-- Start Information supplied --

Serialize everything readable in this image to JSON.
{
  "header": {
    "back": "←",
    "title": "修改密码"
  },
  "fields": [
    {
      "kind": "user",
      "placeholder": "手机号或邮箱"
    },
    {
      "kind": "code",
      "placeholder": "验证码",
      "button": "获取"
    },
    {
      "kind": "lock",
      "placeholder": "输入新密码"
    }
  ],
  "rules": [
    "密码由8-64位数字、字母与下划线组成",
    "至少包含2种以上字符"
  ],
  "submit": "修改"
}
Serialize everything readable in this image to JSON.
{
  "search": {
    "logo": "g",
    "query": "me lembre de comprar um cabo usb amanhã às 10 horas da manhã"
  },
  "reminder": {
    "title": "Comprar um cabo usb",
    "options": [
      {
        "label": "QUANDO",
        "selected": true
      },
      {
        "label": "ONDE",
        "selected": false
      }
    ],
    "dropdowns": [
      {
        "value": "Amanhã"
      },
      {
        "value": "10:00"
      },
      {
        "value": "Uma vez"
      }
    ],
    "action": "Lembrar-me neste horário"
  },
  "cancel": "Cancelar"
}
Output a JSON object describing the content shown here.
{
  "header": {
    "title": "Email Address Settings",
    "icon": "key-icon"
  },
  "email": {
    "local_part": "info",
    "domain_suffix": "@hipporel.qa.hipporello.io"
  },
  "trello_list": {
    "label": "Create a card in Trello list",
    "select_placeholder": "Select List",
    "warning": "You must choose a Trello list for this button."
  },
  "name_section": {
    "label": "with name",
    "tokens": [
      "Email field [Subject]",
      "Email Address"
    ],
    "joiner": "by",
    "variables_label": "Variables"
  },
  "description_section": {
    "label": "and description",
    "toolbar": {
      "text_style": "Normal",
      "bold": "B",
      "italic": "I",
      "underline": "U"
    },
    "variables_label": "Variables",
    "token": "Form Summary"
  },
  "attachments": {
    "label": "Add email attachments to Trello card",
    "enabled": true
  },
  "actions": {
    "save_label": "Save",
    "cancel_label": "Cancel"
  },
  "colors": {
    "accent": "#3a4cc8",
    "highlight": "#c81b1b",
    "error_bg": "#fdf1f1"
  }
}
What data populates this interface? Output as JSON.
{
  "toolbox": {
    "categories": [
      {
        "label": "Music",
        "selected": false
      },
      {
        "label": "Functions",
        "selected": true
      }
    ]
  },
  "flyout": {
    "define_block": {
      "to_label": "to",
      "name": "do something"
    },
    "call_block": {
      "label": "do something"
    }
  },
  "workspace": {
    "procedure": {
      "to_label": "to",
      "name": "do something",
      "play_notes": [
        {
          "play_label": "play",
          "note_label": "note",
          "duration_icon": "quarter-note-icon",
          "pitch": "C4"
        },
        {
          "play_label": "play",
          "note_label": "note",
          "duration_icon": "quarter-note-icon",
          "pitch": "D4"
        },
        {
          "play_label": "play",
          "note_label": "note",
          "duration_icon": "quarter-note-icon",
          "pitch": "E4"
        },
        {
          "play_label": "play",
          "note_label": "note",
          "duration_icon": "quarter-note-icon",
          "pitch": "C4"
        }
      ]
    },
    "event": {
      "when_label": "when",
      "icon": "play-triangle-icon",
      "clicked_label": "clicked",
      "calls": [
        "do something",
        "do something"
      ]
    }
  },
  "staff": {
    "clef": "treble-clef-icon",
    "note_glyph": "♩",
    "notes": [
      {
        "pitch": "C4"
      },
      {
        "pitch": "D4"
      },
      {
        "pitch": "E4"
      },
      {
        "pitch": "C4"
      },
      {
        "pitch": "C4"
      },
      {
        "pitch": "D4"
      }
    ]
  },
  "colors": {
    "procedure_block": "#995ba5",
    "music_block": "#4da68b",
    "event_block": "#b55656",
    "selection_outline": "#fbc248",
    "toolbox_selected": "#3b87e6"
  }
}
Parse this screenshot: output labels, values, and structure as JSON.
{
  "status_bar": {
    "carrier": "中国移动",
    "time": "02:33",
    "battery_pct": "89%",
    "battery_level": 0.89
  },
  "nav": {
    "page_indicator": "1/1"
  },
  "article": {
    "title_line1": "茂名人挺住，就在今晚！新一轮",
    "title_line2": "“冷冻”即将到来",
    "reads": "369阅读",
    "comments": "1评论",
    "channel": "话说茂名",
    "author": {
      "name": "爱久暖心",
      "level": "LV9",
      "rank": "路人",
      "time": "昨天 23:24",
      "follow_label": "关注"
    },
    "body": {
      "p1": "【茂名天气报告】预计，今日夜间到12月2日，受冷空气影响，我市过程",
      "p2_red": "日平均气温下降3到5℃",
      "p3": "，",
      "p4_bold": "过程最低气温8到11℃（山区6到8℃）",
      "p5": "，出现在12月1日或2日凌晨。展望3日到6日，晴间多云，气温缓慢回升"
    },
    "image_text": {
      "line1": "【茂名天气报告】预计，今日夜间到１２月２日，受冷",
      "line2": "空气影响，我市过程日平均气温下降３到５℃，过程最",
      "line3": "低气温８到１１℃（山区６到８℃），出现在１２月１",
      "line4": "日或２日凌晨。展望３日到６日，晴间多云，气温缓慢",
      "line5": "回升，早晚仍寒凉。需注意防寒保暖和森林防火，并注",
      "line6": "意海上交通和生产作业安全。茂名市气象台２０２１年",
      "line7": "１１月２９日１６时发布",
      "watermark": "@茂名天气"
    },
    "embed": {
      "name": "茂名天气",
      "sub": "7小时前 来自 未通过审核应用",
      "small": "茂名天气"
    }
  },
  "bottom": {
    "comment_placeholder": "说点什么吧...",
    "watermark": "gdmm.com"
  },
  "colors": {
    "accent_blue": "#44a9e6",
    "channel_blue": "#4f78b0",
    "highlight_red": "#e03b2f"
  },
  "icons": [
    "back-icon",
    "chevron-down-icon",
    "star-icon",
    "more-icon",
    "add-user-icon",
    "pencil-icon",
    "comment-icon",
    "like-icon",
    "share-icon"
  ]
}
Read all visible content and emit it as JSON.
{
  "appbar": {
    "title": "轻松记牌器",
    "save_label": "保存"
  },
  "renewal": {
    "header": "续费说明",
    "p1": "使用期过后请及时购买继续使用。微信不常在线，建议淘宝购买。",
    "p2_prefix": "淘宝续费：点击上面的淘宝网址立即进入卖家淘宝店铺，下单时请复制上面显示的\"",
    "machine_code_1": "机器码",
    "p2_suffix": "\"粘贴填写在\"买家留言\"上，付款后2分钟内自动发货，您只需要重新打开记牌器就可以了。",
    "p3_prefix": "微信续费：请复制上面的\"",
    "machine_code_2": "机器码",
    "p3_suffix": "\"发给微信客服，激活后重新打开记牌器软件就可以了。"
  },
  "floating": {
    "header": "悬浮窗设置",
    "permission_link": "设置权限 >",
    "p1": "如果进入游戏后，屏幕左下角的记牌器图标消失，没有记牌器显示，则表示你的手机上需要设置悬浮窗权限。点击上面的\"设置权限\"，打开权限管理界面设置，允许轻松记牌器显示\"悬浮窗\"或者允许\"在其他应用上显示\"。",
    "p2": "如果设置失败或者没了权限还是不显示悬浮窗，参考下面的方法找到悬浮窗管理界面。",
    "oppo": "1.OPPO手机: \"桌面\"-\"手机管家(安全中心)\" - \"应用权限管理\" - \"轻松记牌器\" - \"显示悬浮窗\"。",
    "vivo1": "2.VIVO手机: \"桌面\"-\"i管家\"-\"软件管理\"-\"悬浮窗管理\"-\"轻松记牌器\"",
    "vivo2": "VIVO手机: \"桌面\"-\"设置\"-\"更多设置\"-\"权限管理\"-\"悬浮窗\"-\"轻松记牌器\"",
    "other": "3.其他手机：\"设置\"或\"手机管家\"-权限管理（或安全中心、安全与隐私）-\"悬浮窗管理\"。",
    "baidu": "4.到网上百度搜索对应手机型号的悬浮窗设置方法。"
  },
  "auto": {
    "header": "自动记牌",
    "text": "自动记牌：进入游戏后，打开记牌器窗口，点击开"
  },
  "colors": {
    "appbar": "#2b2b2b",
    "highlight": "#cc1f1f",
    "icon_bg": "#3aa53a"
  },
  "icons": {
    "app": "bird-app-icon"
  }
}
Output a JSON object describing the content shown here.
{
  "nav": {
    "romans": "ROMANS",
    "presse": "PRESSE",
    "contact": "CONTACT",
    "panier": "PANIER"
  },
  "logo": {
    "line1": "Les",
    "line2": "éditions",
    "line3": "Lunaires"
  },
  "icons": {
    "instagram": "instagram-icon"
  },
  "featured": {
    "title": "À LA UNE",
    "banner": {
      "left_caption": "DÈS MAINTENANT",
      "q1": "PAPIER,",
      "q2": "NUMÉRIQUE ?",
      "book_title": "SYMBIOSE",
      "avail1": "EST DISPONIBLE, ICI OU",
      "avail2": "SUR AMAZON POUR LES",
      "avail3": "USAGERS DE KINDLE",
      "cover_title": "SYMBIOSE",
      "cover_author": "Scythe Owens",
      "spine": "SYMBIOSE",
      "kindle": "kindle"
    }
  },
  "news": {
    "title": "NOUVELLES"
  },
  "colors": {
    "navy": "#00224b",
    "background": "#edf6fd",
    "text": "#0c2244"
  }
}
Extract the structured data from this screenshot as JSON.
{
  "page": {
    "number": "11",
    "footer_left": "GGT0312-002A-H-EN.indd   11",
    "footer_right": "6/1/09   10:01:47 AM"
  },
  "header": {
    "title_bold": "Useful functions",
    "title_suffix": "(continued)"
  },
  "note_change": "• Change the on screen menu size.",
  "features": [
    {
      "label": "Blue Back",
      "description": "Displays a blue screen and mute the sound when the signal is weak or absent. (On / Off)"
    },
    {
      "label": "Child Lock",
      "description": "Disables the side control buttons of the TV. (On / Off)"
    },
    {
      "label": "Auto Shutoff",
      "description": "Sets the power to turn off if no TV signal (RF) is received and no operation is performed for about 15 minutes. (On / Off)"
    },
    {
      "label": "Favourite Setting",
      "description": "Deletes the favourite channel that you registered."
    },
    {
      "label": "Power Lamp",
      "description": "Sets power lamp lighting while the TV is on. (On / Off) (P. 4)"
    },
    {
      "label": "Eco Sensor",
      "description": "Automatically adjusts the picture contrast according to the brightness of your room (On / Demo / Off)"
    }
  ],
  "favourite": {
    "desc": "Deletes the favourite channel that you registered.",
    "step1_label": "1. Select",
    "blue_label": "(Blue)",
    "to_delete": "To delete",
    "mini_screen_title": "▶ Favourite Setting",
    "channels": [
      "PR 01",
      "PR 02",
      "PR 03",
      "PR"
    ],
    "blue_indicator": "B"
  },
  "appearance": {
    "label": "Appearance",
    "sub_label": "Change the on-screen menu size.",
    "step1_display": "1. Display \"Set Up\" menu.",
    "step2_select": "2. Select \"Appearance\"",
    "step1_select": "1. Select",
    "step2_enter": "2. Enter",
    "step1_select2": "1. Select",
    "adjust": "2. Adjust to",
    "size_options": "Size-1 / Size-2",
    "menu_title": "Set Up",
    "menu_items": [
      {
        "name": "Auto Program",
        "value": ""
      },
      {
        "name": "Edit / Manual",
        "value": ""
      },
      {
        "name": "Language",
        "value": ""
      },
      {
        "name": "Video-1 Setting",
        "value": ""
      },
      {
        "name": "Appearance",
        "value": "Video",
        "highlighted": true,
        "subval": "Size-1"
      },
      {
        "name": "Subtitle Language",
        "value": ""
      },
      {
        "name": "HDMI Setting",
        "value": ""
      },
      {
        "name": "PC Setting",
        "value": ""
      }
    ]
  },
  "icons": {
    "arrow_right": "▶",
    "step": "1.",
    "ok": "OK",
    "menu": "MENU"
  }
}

-- End Information supplied --

(Task goal)
Pick out the lines that contain "this" and copy them.

(Exercise response)
Serialize everything readable in this image to JSON.
Serialize everything readable in this image to JSON.
    "warning": "You must choose a Trello list for this button."
What data populates this interface? Output as JSON.
Parse this screenshot: output labels, values, and structure as JSON.
Extract the structured data from this screenshot as JSON.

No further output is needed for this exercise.